REQUIRED TASK: Tally the lines of the listing that contain the string "Current". Give the number and nothing else.

- - - - -

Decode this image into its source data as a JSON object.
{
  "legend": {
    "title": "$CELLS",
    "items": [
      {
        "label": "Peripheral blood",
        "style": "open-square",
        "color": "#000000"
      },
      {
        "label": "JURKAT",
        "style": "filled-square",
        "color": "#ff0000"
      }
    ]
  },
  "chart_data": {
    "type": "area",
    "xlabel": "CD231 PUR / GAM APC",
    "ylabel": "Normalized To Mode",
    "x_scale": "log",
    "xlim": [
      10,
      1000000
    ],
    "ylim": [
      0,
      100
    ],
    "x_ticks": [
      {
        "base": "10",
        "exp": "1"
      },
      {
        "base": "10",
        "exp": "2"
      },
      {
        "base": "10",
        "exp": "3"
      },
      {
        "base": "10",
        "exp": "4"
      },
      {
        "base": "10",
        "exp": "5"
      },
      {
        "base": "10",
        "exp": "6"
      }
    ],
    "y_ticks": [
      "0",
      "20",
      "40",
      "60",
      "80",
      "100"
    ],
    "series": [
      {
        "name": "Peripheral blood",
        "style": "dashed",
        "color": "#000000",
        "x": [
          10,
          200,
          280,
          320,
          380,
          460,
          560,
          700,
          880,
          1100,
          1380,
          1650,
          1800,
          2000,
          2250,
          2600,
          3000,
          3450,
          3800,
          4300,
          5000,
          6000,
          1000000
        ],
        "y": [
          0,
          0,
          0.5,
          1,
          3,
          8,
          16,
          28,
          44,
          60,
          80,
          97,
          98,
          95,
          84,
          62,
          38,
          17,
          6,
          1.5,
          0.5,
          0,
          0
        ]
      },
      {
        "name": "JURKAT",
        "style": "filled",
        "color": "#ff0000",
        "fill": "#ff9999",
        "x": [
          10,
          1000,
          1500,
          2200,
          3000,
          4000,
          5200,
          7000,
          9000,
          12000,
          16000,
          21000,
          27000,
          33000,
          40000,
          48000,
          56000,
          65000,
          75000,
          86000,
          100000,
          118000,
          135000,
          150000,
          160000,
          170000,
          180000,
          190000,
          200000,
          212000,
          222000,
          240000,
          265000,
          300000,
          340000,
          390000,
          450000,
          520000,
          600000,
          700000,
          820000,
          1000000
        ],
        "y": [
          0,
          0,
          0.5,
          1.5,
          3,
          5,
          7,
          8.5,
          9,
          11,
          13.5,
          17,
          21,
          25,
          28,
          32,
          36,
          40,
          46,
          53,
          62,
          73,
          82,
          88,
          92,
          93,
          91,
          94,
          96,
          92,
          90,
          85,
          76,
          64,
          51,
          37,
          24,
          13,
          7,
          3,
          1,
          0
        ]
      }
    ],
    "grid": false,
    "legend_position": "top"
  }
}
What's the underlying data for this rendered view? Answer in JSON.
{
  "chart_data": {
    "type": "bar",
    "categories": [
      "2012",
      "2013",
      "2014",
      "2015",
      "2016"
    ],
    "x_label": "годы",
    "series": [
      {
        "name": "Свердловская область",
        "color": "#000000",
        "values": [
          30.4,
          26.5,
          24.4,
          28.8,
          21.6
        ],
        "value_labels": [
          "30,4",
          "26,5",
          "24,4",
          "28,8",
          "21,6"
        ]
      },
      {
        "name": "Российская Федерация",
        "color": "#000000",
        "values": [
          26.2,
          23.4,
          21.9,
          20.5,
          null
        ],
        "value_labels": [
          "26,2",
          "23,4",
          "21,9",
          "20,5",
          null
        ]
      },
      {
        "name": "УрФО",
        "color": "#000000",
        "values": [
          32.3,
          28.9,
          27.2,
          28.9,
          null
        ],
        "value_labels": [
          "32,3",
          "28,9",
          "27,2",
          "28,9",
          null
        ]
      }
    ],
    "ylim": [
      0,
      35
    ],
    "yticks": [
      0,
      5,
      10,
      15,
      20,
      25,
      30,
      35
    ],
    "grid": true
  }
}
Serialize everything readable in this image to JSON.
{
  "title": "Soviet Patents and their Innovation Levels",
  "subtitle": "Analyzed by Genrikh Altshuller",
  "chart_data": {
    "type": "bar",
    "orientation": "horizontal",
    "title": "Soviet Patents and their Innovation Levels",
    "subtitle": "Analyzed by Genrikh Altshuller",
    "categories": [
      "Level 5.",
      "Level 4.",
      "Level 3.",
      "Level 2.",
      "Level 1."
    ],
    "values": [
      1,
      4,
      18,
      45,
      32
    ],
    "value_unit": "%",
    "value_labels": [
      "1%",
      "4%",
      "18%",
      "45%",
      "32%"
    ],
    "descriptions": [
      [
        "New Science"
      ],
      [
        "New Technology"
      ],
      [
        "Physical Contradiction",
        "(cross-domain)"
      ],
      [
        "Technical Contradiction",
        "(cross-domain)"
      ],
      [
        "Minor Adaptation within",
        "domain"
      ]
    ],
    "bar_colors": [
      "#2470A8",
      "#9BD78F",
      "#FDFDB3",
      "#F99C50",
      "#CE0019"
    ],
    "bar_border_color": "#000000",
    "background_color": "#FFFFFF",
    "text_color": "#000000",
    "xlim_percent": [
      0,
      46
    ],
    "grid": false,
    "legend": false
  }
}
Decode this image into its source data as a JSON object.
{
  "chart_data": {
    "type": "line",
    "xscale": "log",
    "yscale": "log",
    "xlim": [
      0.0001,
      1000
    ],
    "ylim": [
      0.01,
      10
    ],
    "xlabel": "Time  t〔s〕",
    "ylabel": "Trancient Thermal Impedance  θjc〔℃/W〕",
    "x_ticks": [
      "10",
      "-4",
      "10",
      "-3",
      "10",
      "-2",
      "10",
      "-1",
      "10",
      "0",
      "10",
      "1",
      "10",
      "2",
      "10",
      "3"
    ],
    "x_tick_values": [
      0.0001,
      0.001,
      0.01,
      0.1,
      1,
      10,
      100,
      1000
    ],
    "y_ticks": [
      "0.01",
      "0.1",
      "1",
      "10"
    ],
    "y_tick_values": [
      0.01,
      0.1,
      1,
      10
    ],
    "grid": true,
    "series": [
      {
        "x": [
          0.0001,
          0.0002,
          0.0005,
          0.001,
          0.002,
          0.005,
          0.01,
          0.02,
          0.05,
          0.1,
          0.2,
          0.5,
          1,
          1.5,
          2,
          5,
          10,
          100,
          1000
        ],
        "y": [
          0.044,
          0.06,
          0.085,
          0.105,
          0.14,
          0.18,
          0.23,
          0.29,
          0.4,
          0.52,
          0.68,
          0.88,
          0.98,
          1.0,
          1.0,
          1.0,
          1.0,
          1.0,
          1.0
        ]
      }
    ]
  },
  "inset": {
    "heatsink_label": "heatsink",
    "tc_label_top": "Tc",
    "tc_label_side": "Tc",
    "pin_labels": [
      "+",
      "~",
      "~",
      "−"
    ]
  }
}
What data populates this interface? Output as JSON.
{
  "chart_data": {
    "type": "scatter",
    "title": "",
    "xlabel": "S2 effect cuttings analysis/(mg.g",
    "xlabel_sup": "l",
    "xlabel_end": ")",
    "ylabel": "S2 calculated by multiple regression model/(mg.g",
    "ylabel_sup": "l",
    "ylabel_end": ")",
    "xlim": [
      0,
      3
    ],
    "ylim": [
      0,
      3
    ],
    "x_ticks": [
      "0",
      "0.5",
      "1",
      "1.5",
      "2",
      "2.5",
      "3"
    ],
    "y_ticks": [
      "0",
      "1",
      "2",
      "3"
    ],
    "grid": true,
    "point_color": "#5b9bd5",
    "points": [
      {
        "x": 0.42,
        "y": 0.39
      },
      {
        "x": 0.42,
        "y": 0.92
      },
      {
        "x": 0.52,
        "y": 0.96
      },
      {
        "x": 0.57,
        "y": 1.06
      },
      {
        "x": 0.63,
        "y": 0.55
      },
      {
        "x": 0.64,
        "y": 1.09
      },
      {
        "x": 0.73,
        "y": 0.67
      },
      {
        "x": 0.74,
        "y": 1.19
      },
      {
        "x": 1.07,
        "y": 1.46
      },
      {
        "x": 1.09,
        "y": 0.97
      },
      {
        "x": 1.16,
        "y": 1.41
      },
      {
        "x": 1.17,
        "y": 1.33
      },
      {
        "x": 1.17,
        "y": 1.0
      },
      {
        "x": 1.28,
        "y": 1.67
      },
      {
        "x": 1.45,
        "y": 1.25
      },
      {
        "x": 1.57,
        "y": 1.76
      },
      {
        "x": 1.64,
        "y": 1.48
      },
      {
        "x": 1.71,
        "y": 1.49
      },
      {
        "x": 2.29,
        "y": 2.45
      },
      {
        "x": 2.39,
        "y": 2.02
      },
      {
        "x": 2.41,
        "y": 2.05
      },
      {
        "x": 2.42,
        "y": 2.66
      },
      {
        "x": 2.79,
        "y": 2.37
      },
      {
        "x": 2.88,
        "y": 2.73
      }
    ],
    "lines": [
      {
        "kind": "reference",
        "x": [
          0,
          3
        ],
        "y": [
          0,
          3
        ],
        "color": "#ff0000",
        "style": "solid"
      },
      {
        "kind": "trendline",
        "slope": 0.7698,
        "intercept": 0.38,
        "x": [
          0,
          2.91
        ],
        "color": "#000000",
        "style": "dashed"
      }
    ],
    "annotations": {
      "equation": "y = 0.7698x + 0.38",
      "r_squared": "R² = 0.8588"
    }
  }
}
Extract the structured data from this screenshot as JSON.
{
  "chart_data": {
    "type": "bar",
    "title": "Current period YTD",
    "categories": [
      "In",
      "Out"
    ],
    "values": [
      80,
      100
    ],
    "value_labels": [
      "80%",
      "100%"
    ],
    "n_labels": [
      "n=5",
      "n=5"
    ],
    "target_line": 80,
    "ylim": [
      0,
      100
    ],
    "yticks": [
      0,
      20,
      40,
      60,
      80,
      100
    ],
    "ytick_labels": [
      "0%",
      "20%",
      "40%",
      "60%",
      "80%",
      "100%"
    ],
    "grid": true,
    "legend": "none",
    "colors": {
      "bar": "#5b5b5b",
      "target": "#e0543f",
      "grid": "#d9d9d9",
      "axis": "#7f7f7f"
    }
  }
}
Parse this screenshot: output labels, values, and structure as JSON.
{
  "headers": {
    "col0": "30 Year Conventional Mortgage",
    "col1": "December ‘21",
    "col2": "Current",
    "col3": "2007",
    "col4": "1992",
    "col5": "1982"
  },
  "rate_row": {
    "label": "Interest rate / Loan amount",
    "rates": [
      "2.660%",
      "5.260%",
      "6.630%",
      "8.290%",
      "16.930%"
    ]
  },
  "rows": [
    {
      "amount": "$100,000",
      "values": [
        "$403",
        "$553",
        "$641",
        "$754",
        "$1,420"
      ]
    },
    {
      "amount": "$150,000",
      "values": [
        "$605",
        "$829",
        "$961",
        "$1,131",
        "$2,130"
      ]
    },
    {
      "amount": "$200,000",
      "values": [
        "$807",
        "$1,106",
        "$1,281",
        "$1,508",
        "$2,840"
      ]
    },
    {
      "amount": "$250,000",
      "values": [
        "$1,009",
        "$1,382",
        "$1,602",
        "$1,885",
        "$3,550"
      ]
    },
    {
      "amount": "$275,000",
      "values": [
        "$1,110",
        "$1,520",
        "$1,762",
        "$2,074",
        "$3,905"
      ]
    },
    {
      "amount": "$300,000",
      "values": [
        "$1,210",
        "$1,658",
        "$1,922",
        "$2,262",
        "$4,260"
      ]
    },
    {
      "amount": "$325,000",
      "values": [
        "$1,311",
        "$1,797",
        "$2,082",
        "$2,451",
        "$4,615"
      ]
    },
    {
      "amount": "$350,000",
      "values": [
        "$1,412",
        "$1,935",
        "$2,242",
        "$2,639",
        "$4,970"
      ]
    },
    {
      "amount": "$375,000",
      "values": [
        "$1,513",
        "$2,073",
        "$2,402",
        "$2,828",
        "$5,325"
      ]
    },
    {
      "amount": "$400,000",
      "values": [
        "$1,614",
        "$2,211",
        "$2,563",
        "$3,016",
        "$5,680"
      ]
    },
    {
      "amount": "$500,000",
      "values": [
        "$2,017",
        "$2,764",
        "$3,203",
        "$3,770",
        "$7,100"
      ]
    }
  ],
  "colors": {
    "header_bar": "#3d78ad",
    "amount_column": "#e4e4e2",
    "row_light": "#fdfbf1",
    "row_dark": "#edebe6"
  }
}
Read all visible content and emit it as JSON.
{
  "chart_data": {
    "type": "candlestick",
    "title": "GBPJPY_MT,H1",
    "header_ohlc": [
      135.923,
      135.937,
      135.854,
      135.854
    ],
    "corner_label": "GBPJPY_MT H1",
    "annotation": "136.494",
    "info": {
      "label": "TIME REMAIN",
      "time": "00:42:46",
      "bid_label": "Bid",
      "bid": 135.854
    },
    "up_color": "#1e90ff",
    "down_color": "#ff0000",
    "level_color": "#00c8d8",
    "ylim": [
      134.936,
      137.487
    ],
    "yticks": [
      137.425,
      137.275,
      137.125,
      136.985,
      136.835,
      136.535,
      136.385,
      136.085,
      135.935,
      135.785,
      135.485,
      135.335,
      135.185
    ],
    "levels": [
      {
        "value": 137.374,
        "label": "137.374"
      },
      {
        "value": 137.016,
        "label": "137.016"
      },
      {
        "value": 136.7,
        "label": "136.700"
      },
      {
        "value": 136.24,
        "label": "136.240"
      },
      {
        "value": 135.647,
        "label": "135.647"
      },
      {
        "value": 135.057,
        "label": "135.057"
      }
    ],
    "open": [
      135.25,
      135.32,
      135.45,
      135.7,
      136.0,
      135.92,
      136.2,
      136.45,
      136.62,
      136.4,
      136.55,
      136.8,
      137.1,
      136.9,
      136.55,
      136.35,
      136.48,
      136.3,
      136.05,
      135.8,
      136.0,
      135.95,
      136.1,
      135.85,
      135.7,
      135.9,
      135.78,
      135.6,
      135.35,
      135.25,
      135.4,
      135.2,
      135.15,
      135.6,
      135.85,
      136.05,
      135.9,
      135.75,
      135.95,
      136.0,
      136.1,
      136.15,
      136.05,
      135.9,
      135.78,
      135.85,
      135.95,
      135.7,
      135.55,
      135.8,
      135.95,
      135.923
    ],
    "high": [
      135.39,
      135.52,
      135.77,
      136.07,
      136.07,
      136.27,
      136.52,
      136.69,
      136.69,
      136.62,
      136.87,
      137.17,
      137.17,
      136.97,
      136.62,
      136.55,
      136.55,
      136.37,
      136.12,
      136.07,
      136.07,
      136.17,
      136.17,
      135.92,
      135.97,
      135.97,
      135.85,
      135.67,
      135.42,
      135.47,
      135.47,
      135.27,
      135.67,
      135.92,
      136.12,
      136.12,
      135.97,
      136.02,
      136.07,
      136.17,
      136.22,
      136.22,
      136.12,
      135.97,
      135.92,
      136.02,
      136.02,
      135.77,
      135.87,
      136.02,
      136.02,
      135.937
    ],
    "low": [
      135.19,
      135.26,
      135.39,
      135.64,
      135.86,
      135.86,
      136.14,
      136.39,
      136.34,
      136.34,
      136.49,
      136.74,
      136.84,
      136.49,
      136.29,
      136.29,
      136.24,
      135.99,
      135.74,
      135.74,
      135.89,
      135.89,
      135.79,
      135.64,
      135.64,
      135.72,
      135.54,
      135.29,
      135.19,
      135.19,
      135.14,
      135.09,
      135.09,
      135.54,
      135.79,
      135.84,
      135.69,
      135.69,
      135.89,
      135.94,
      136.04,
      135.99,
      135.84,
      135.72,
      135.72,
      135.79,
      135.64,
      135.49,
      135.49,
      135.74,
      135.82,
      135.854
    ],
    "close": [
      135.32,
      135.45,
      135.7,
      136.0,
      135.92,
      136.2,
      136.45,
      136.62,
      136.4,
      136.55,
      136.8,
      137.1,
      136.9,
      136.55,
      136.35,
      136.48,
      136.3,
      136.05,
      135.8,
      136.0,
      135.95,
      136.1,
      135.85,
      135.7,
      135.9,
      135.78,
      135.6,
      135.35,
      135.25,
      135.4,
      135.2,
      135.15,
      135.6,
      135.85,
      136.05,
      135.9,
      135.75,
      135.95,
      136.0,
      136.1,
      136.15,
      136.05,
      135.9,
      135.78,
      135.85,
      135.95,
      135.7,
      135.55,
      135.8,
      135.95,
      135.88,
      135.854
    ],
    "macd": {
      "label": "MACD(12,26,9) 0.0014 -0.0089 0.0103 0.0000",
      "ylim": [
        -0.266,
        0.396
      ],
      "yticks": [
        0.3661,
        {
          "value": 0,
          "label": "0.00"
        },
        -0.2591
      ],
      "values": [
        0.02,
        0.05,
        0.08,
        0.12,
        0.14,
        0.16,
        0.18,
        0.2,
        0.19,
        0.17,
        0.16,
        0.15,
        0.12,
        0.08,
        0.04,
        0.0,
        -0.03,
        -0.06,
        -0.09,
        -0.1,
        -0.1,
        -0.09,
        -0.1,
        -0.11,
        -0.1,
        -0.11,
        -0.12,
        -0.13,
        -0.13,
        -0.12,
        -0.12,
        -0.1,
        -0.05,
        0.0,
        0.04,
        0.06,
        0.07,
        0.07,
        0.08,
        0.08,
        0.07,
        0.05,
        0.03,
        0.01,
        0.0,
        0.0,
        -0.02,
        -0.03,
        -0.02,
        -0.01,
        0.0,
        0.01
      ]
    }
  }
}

- - - - -

RESPONSE TO THIS TASK: 2